What to do: Output the material exactly, but drop every image it holds.

Supplied material:
※ ※ ※

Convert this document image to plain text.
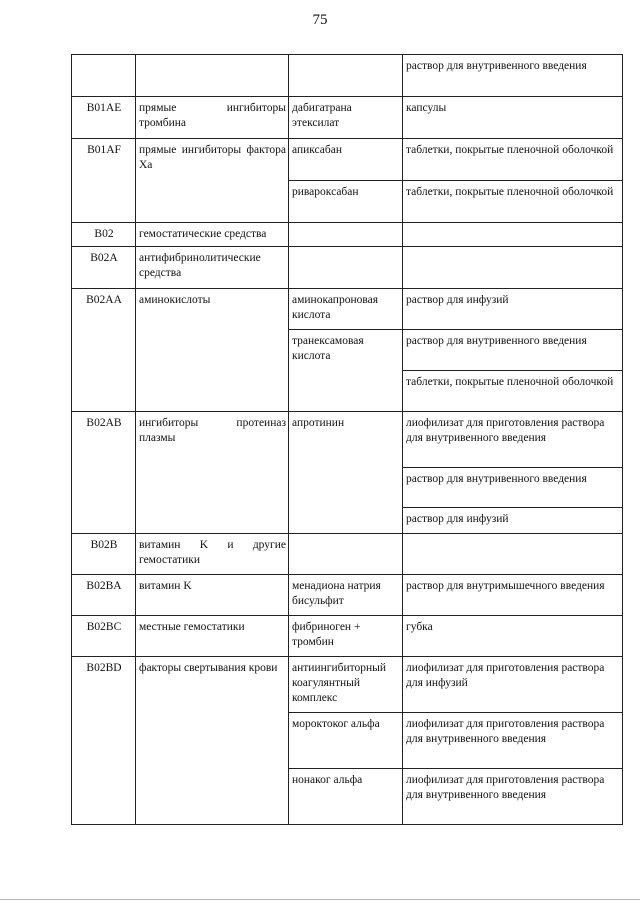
75
			раствор для внутривенного введения
B01AE	прямые ингибиторы тромбина	дабигатрана этексилат	капсулы
B01AF	прямые ингибиторы фактора Xa	апиксабан	таблетки, покрытые пленочной оболочкой
		ривароксабан	таблетки, покрытые пленочной оболочкой
B02	гемостатические средства		
B02A	антифибринолитические средства		
B02AA	аминокислоты	аминокапроновая кислота	раствор для инфузий
		транексамовая кислота	раствор для внутривенного введения
			таблетки, покрытые пленочной оболочкой
B02AB	ингибиторы протеиназ плазмы	апротинин	лиофилизат для приготовления раствора для внутривенного введения
			раствор для внутривенного введения
			раствор для инфузий
B02B	витамин K и другие гемостатики		
B02BA	витамин K	менадиона натрия бисульфит	раствор для внутримышечного введения
B02BC	местные гемостатики	фибриноген + тромбин	губка
B02BD	факторы свертывания крови	антиингибиторный коагулянтный комплекс	лиофилизат для приготовления раствора для инфузий
		мороктоког альфа	лиофилизат для приготовления раствора для внутривенного введения
		нонаког альфа	лиофилизат для приготовления раствора для внутривенного введения
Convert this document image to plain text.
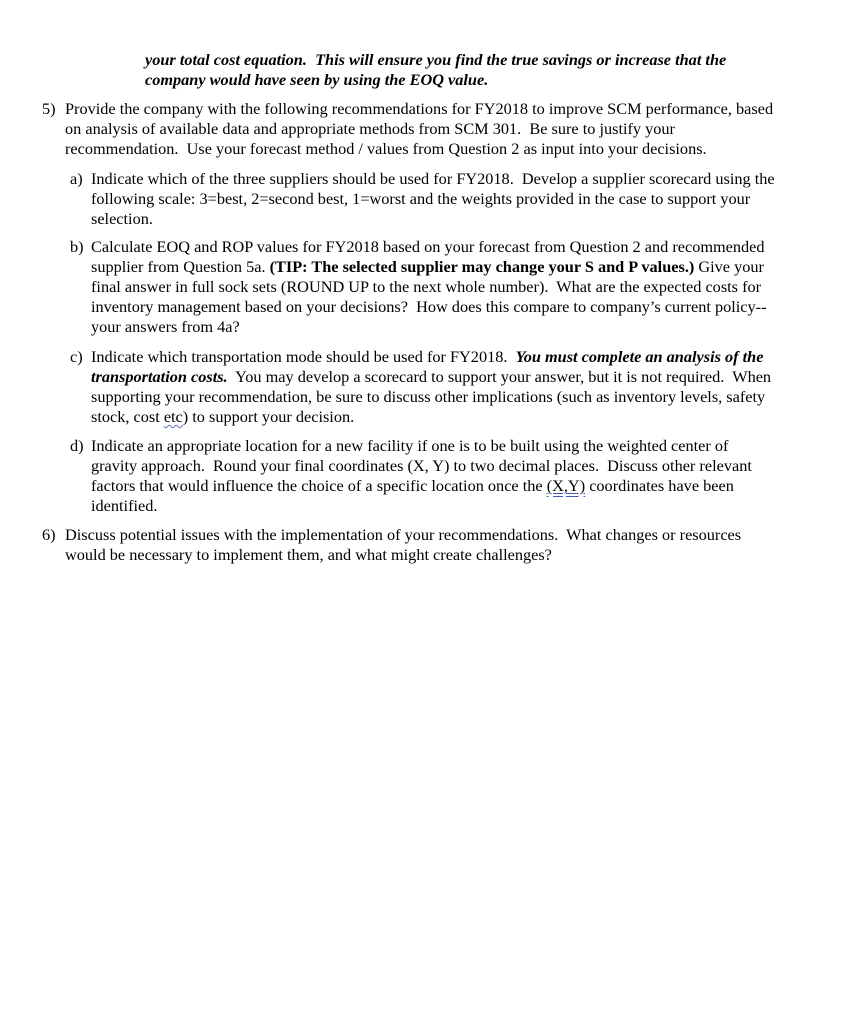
your total cost equation.  This will ensure you find the true savings or increase that the
company would have seen by using the EOQ value.
5) Provide the company with the following recommendations for FY2018 to improve SCM performance, based
on analysis of available data and appropriate methods from SCM 301.  Be sure to justify your
recommendation.  Use your forecast method / values from Question 2 as input into your decisions.
a) Indicate which of the three suppliers should be used for FY2018.  Develop a supplier scorecard using the
following scale: 3=best, 2=second best, 1=worst and the weights provided in the case to support your
selection.
b) Calculate EOQ and ROP values for FY2018 based on your forecast from Question 2 and recommended
supplier from Question 5a. (TIP: The selected supplier may change your S and P values.) Give your
final answer in full sock sets (ROUND UP to the next whole number).  What are the expected costs for
inventory management based on your decisions?  How does this compare to company’s current policy--
your answers from 4a?
c) Indicate which transportation mode should be used for FY2018.  You must complete an analysis of the
transportation costs.  You may develop a scorecard to support your answer, but it is not required.  When
supporting your recommendation, be sure to discuss other implications (such as inventory levels, safety
stock, cost etc) to support your decision.
d) Indicate an appropriate location for a new facility if one is to be built using the weighted center of
gravity approach.  Round your final coordinates (X, Y) to two decimal places.  Discuss other relevant
factors that would influence the choice of a specific location once the (X,Y) coordinates have been
identified.
6) Discuss potential issues with the implementation of your recommendations.  What changes or resources
would be necessary to implement them, and what might create challenges?
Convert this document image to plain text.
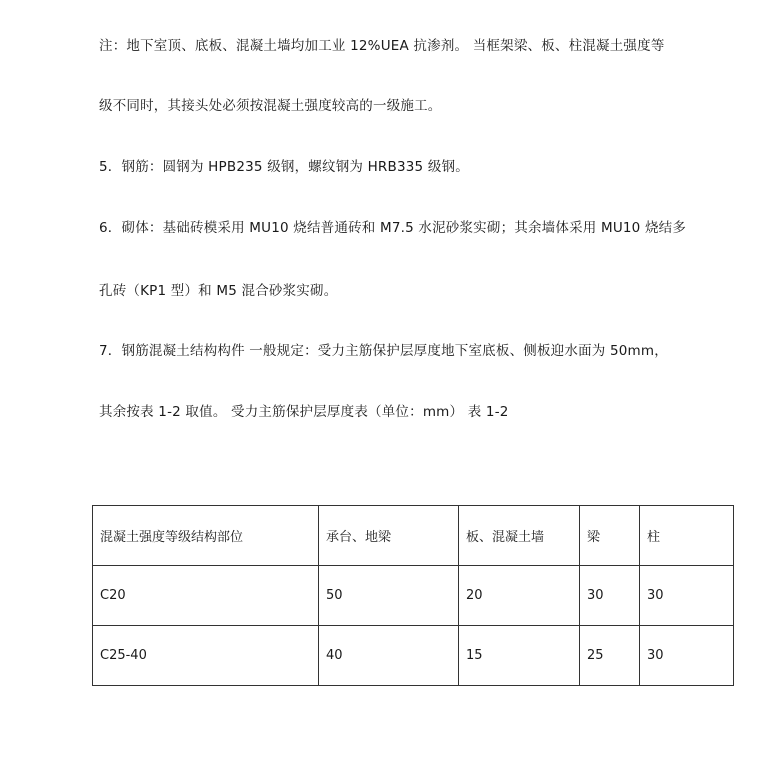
注：地下室顶、底板、混凝土墙均加工业 12%UEA 抗渗剂。 当框架梁、板、柱混凝土强度等
级不同时，其接头处必须按混凝土强度较高的一级施工。
5．钢筋：圆钢为 HPB235 级钢，螺纹钢为 HRB335 级钢。
6．砌体：基础砖模采用 MU10 烧结普通砖和 M7.5 水泥砂浆实砌；其余墙体采用 MU10 烧结多
孔砖（KP1 型）和 M5 混合砂浆实砌。
7．钢筋混凝土结构构件 一般规定：受力主筋保护层厚度地下室底板、侧板迎水面为 50mm，
其余按表 1-2 取值。 受力主筋保护层厚度表（单位：mm） 表 1-2
混凝土强度等级结构部位	承台、地梁	板、混凝土墙	梁	柱
C20	50	20	30	30
C25-40	40	15	25	30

※ ※ ※

Exercise output:
Convert this document image to plain text.
75
			раствор для внутривенного введения
B01AE	прямые ингибиторы тромбина	дабигатрана этексилат	капсулы
B01AF	прямые ингибиторы фактора Xa	апиксабан	таблетки, покрытые пленочной оболочкой
		ривароксабан	таблетки, покрытые пленочной оболочкой
B02	гемостатические средства		
B02A	антифибринолитические средства		
B02AA	аминокислоты	аминокапроновая кислота	раствор для инфузий
		транексамовая кислота	раствор для внутривенного введения
			таблетки, покрытые пленочной оболочкой
B02AB	ингибиторы протеиназ плазмы	апротинин	лиофилизат для приготовления раствора для внутривенного введения
			раствор для внутривенного введения
			раствор для инфузий
B02B	витамин K и другие гемостатики		
B02BA	витамин K	менадиона натрия бисульфит	раствор для внутримышечного введения
B02BC	местные гемостатики	фибриноген + тромбин	губка
B02BD	факторы свертывания крови	антиингибиторный коагулянтный комплекс	лиофилизат для приготовления раствора для инфузий
		мороктоког альфа	лиофилизат для приготовления раствора для внутривенного введения
		нонаког альфа	лиофилизат для приготовления раствора для внутривенного введения
Convert this document image to plain text.
your total cost equation.  This will ensure you find the true savings or increase that the
company would have seen by using the EOQ value.
5) Provide the company with the following recommendations for FY2018 to improve SCM performance, based
on analysis of available data and appropriate methods from SCM 301.  Be sure to justify your
recommendation.  Use your forecast method / values from Question 2 as input into your decisions.
a) Indicate which of the three suppliers should be used for FY2018.  Develop a supplier scorecard using the
following scale: 3=best, 2=second best, 1=worst and the weights provided in the case to support your
selection.
b) Calculate EOQ and ROP values for FY2018 based on your forecast from Question 2 and recommended
supplier from Question 5a. (TIP: The selected supplier may change your S and P values.) Give your
final answer in full sock sets (ROUND UP to the next whole number).  What are the expected costs for
inventory management based on your decisions?  How does this compare to company’s current policy--
your answers from 4a?
c) Indicate which transportation mode should be used for FY2018.  You must complete an analysis of the
transportation costs.  You may develop a scorecard to support your answer, but it is not required.  When
supporting your recommendation, be sure to discuss other implications (such as inventory levels, safety
stock, cost etc) to support your decision.
d) Indicate an appropriate location for a new facility if one is to be built using the weighted center of
gravity approach.  Round your final coordinates (X, Y) to two decimal places.  Discuss other relevant
factors that would influence the choice of a specific location once the (X,Y) coordinates have been
identified.
6) Discuss potential issues with the implementation of your recommendations.  What changes or resources
would be necessary to implement them, and what might create challenges?
Convert this document image to plain text.
注：地下室顶、底板、混凝土墙均加工业 12%UEA 抗渗剂。 当框架梁、板、柱混凝土强度等
级不同时，其接头处必须按混凝土强度较高的一级施工。
5．钢筋：圆钢为 HPB235 级钢，螺纹钢为 HRB335 级钢。
6．砌体：基础砖模采用 MU10 烧结普通砖和 M7.5 水泥砂浆实砌；其余墙体采用 MU10 烧结多
孔砖（KP1 型）和 M5 混合砂浆实砌。
7．钢筋混凝土结构构件 一般规定：受力主筋保护层厚度地下室底板、侧板迎水面为 50mm，
其余按表 1-2 取值。 受力主筋保护层厚度表（单位：mm） 表 1-2
混凝土强度等级结构部位	承台、地梁	板、混凝土墙	梁	柱
C20	50	20	30	30
C25-40	40	15	25	30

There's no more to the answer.